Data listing
%%

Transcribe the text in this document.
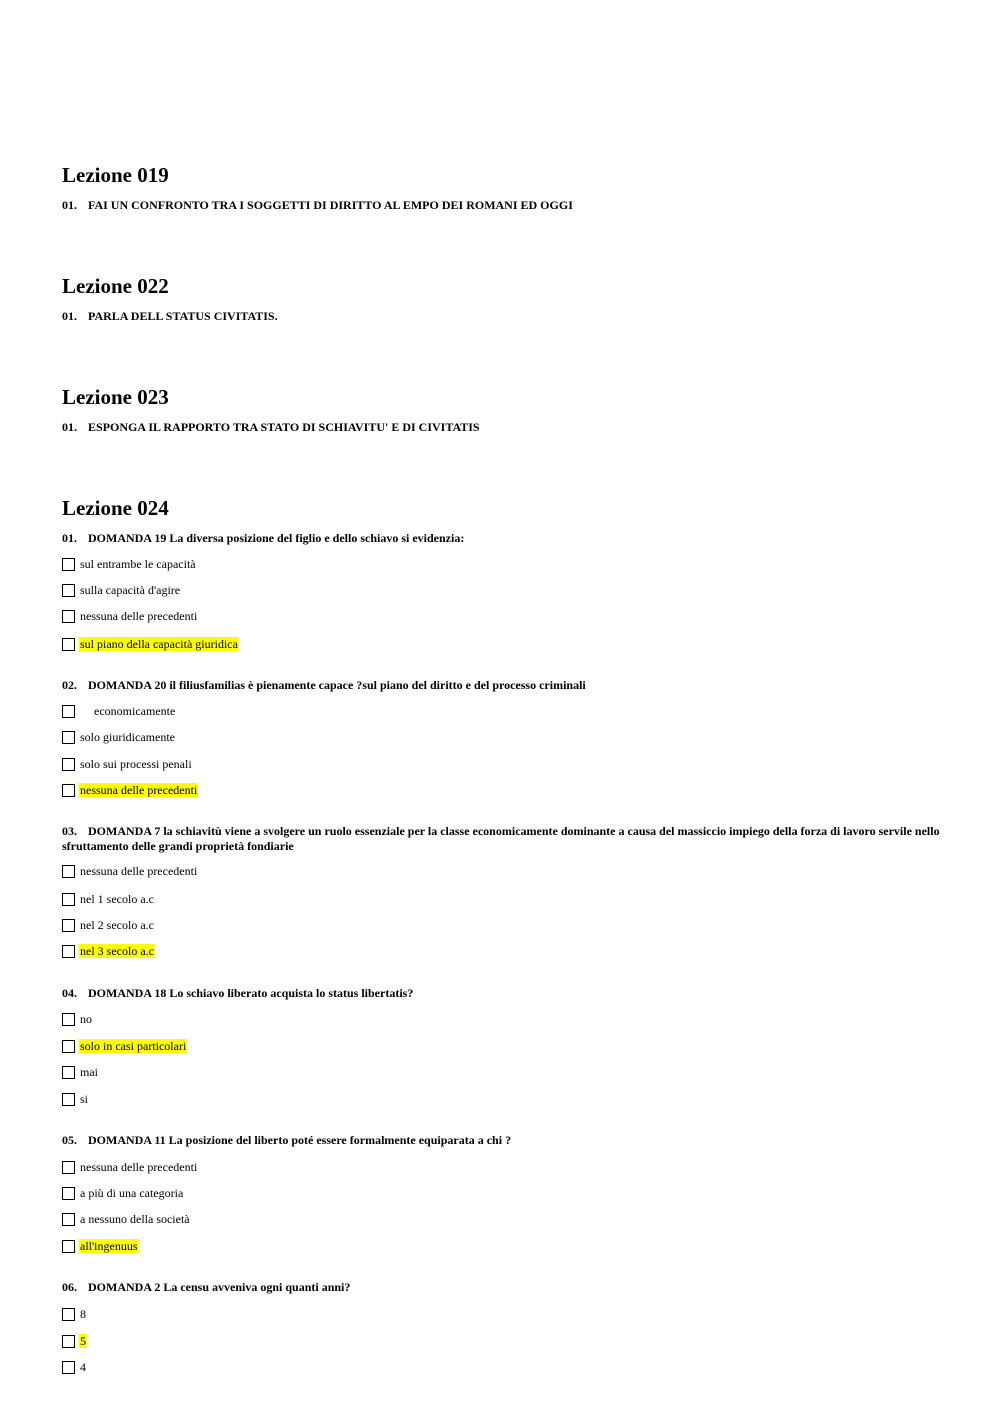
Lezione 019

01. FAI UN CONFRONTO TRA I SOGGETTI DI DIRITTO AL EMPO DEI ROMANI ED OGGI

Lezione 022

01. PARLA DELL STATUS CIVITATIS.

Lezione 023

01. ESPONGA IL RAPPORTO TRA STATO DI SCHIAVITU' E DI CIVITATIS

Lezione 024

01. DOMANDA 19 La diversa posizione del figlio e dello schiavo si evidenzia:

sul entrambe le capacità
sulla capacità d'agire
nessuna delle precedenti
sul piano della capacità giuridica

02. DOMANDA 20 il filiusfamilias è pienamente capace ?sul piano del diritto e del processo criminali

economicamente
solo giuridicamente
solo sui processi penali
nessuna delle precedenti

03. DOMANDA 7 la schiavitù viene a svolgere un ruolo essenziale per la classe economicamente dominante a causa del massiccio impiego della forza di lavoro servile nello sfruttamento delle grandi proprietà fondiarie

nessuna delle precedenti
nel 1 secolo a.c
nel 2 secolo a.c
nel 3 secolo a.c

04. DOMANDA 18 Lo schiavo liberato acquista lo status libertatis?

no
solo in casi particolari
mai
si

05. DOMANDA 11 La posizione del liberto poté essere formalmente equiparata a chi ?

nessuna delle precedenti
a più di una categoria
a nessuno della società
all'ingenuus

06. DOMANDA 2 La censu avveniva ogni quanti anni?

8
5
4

%%
%%

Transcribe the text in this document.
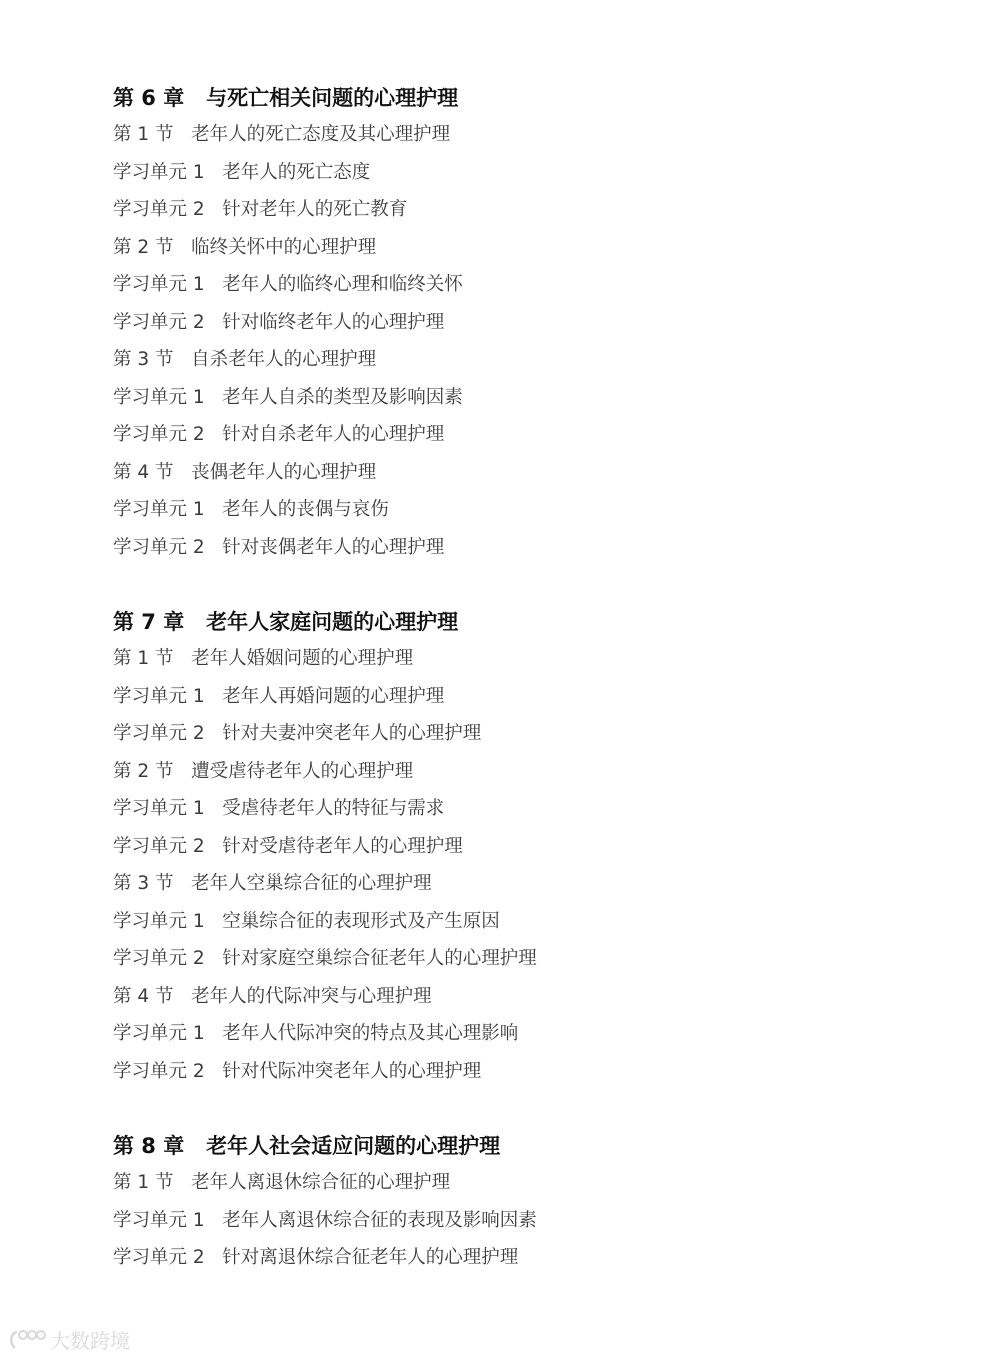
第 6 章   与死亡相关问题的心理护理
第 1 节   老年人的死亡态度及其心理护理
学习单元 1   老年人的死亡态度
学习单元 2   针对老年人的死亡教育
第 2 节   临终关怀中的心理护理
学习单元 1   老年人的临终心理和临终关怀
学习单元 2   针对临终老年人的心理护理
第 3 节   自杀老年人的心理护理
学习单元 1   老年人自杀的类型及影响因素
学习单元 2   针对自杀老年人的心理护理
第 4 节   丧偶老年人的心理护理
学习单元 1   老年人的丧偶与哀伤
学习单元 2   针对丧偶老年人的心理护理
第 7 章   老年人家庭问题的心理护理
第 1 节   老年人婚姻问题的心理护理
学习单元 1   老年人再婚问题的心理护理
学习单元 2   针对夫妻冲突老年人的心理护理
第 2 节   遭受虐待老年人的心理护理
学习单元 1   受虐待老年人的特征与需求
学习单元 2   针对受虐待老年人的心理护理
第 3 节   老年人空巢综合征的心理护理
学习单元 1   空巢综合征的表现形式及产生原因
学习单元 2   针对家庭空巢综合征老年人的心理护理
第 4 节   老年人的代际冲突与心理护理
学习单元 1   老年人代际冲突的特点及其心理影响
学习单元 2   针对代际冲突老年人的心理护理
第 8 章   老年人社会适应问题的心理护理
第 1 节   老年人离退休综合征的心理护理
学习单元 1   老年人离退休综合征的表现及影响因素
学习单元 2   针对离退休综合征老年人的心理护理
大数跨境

%%

▸ Stated goal:
Using the listing above, list every line in which the string "economicamente" occurs.

▸ Answer to the problem:
economicamente
03. DOMANDA 7 la schiavitù viene a svolgere un ruolo essenziale per la classe economicamente dominante a causa del massiccio impiego della forza di lavoro servile nello sfruttamento delle grandi proprietà fondiarie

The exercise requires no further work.